-- SHORT TASK --
Write out the whole listing, matching it exactly.

------------

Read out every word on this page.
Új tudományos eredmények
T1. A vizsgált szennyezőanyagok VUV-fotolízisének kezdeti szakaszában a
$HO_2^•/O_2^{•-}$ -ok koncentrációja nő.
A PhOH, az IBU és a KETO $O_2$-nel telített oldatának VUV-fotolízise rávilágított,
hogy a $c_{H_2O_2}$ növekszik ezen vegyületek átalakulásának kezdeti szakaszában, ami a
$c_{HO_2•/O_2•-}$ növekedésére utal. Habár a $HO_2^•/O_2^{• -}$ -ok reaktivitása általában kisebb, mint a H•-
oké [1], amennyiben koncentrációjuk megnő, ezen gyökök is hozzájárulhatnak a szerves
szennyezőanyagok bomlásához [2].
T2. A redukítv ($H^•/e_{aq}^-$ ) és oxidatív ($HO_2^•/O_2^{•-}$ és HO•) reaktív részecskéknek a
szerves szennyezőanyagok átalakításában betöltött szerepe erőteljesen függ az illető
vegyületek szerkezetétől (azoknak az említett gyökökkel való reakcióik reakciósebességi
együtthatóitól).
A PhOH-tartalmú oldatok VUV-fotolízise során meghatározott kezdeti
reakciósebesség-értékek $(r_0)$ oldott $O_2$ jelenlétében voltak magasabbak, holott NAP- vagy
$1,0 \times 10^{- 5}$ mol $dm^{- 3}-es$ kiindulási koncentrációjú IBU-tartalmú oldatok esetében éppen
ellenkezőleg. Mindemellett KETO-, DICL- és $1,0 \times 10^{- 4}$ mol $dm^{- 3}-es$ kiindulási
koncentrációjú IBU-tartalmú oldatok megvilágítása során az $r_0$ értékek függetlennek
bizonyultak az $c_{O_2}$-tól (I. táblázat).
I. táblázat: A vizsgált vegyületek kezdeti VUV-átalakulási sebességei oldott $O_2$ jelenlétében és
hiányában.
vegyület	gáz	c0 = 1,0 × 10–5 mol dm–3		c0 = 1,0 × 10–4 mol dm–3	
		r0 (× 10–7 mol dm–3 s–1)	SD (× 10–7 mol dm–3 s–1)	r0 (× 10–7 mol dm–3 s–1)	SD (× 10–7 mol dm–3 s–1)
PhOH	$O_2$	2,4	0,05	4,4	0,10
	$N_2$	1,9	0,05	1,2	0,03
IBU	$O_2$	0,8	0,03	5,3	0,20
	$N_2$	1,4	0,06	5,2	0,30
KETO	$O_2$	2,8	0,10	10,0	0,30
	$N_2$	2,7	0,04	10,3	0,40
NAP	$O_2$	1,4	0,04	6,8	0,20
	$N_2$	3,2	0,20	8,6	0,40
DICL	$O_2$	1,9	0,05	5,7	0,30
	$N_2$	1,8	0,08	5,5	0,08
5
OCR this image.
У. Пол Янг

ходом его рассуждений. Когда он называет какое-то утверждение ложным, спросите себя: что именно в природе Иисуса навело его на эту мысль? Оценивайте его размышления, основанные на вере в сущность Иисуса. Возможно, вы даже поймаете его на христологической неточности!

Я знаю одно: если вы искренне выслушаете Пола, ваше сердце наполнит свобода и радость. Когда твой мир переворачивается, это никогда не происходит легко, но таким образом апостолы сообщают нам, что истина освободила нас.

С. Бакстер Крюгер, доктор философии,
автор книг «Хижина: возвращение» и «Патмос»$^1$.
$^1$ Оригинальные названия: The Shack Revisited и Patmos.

------------

-- TASK RESULT --
Read out every word on this page.
Új tudományos eredmények
T1. A vizsgált szennyezőanyagok VUV-fotolízisének kezdeti szakaszában a
$HO_2^•/O_2^{•-}$ -ok koncentrációja nő.
A PhOH, az IBU és a KETO $O_2$-nel telített oldatának VUV-fotolízise rávilágított,
hogy a $c_{H_2O_2}$ növekszik ezen vegyületek átalakulásának kezdeti szakaszában, ami a
$c_{HO_2•/O_2•-}$ növekedésére utal. Habár a $HO_2^•/O_2^{• -}$ -ok reaktivitása általában kisebb, mint a H•-
oké [1], amennyiben koncentrációjuk megnő, ezen gyökök is hozzájárulhatnak a szerves
szennyezőanyagok bomlásához [2].
T2. A redukítv ($H^•/e_{aq}^-$ ) és oxidatív ($HO_2^•/O_2^{•-}$ és HO•) reaktív részecskéknek a
szerves szennyezőanyagok átalakításában betöltött szerepe erőteljesen függ az illető
vegyületek szerkezetétől (azoknak az említett gyökökkel való reakcióik reakciósebességi
együtthatóitól).
A PhOH-tartalmú oldatok VUV-fotolízise során meghatározott kezdeti
reakciósebesség-értékek $(r_0)$ oldott $O_2$ jelenlétében voltak magasabbak, holott NAP- vagy
$1,0 \times 10^{- 5}$ mol $dm^{- 3}-es$ kiindulási koncentrációjú IBU-tartalmú oldatok esetében éppen
ellenkezőleg. Mindemellett KETO-, DICL- és $1,0 \times 10^{- 4}$ mol $dm^{- 3}-es$ kiindulási
koncentrációjú IBU-tartalmú oldatok megvilágítása során az $r_0$ értékek függetlennek
bizonyultak az $c_{O_2}$-tól (I. táblázat).
I. táblázat: A vizsgált vegyületek kezdeti VUV-átalakulási sebességei oldott $O_2$ jelenlétében és
hiányában.
vegyület	gáz	c0 = 1,0 × 10–5 mol dm–3		c0 = 1,0 × 10–4 mol dm–3	
		r0 (× 10–7 mol dm–3 s–1)	SD (× 10–7 mol dm–3 s–1)	r0 (× 10–7 mol dm–3 s–1)	SD (× 10–7 mol dm–3 s–1)
PhOH	$O_2$	2,4	0,05	4,4	0,10
	$N_2$	1,9	0,05	1,2	0,03
IBU	$O_2$	0,8	0,03	5,3	0,20
	$N_2$	1,4	0,06	5,2	0,30
KETO	$O_2$	2,8	0,10	10,0	0,30
	$N_2$	2,7	0,04	10,3	0,40
NAP	$O_2$	1,4	0,04	6,8	0,20
	$N_2$	3,2	0,20	8,6	0,40
DICL	$O_2$	1,9	0,05	5,7	0,30
	$N_2$	1,8	0,08	5,5	0,08
5
OCR this image.
У. Пол Янг

ходом его рассуждений. Когда он называет какое-то утверждение ложным, спросите себя: что именно в природе Иисуса навело его на эту мысль? Оценивайте его размышления, основанные на вере в сущность Иисуса. Возможно, вы даже поймаете его на христологической неточности!

Я знаю одно: если вы искренне выслушаете Пола, ваше сердце наполнит свобода и радость. Когда твой мир переворачивается, это никогда не происходит легко, но таким образом апостолы сообщают нам, что истина освободила нас.

С. Бакстер Крюгер, доктор философии,
автор книг «Хижина: возвращение» и «Патмос»$^1$.
$^1$ Оригинальные названия: The Shack Revisited и Patmos.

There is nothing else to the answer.